:: Task requirements ::
Nothing should be left out: output all of the entries exactly.

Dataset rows
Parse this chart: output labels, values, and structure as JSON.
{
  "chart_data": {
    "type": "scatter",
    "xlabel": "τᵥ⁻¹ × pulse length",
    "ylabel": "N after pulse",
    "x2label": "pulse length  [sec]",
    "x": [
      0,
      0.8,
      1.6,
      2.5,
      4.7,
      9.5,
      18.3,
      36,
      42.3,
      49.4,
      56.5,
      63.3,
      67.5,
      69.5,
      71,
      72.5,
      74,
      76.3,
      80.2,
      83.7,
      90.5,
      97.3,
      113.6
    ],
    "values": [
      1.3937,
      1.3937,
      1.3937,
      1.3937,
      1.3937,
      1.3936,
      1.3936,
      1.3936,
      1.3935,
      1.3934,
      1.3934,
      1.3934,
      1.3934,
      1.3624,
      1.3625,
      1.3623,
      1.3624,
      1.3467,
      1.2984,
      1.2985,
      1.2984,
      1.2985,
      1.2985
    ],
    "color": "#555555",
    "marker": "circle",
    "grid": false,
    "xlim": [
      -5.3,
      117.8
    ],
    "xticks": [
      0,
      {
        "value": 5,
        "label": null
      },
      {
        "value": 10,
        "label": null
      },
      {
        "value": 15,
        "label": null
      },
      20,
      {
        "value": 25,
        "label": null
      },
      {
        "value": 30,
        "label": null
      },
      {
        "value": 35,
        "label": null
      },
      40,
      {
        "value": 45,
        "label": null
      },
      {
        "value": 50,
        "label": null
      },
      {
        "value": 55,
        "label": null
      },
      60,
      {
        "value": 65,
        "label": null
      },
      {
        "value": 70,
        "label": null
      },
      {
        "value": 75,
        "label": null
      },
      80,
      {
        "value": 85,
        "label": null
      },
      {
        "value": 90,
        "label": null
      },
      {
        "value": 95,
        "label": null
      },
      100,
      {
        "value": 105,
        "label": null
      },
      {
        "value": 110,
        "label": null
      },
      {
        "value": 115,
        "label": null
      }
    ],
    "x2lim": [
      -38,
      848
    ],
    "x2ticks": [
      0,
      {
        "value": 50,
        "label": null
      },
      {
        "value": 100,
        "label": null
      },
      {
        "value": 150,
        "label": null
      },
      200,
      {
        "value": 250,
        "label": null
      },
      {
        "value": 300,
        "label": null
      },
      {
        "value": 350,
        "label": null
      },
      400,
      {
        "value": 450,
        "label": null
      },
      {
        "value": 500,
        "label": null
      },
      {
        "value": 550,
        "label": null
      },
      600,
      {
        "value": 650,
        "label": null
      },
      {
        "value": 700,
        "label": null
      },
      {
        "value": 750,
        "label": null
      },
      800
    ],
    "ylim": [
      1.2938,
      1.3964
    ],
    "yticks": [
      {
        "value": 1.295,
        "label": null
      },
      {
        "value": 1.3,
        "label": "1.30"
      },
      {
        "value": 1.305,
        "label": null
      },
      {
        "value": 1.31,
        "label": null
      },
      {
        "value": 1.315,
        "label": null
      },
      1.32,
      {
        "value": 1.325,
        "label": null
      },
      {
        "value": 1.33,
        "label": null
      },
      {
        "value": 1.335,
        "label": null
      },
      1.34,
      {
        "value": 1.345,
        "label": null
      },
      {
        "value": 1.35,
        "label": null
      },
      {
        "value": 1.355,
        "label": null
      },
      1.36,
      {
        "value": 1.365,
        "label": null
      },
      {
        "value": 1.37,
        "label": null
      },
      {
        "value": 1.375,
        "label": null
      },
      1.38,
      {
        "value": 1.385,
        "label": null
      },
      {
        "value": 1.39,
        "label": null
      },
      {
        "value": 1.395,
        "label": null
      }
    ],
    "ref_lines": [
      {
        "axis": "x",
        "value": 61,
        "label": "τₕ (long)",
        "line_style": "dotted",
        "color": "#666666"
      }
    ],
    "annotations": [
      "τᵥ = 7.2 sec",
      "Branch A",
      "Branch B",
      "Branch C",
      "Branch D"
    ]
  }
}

:: Written solution ::
Parse this chart: output labels, values, and structure as JSON.
{
  "chart_data": {
    "type": "scatter",
    "xlabel": "τᵥ⁻¹ × pulse length",
    "ylabel": "N after pulse",
    "x2label": "pulse length  [sec]",
    "x": [
      0,
      0.8,
      1.6,
      2.5,
      4.7,
      9.5,
      18.3,
      36,
      42.3,
      49.4,
      56.5,
      63.3,
      67.5,
      69.5,
      71,
      72.5,
      74,
      76.3,
      80.2,
      83.7,
      90.5,
      97.3,
      113.6
    ],
    "values": [
      1.3937,
      1.3937,
      1.3937,
      1.3937,
      1.3937,
      1.3936,
      1.3936,
      1.3936,
      1.3935,
      1.3934,
      1.3934,
      1.3934,
      1.3934,
      1.3624,
      1.3625,
      1.3623,
      1.3624,
      1.3467,
      1.2984,
      1.2985,
      1.2984,
      1.2985,
      1.2985
    ],
    "color": "#555555",
    "marker": "circle",
    "grid": false,
    "xlim": [
      -5.3,
      117.8
    ],
    "xticks": [
      0,
      {
        "value": 5,
        "label": null
      },
      {
        "value": 10,
        "label": null
      },
      {
        "value": 15,
        "label": null
      },
      20,
      {
        "value": 25,
        "label": null
      },
      {
        "value": 30,
        "label": null
      },
      {
        "value": 35,
        "label": null
      },
      40,
      {
        "value": 45,
        "label": null
      },
      {
        "value": 50,
        "label": null
      },
      {
        "value": 55,
        "label": null
      },
      60,
      {
        "value": 65,
        "label": null
      },
      {
        "value": 70,
        "label": null
      },
      {
        "value": 75,
        "label": null
      },
      80,
      {
        "value": 85,
        "label": null
      },
      {
        "value": 90,
        "label": null
      },
      {
        "value": 95,
        "label": null
      },
      100,
      {
        "value": 105,
        "label": null
      },
      {
        "value": 110,
        "label": null
      },
      {
        "value": 115,
        "label": null
      }
    ],
    "x2lim": [
      -38,
      848
    ],
    "x2ticks": [
      0,
      {
        "value": 50,
        "label": null
      },
      {
        "value": 100,
        "label": null
      },
      {
        "value": 150,
        "label": null
      },
      200,
      {
        "value": 250,
        "label": null
      },
      {
        "value": 300,
        "label": null
      },
      {
        "value": 350,
        "label": null
      },
      400,
      {
        "value": 450,
        "label": null
      },
      {
        "value": 500,
        "label": null
      },
      {
        "value": 550,
        "label": null
      },
      600,
      {
        "value": 650,
        "label": null
      },
      {
        "value": 700,
        "label": null
      },
      {
        "value": 750,
        "label": null
      },
      800
    ],
    "ylim": [
      1.2938,
      1.3964
    ],
    "yticks": [
      {
        "value": 1.295,
        "label": null
      },
      {
        "value": 1.3,
        "label": "1.30"
      },
      {
        "value": 1.305,
        "label": null
      },
      {
        "value": 1.31,
        "label": null
      },
      {
        "value": 1.315,
        "label": null
      },
      1.32,
      {
        "value": 1.325,
        "label": null
      },
      {
        "value": 1.33,
        "label": null
      },
      {
        "value": 1.335,
        "label": null
      },
      1.34,
      {
        "value": 1.345,
        "label": null
      },
      {
        "value": 1.35,
        "label": null
      },
      {
        "value": 1.355,
        "label": null
      },
      1.36,
      {
        "value": 1.365,
        "label": null
      },
      {
        "value": 1.37,
        "label": null
      },
      {
        "value": 1.375,
        "label": null
      },
      1.38,
      {
        "value": 1.385,
        "label": null
      },
      {
        "value": 1.39,
        "label": null
      },
      {
        "value": 1.395,
        "label": null
      }
    ],
    "ref_lines": [
      {
        "axis": "x",
        "value": 61,
        "label": "τₕ (long)",
        "line_style": "dotted",
        "color": "#666666"
      }
    ],
    "annotations": [
      "τᵥ = 7.2 sec",
      "Branch A",
      "Branch B",
      "Branch C",
      "Branch D"
    ]
  }
}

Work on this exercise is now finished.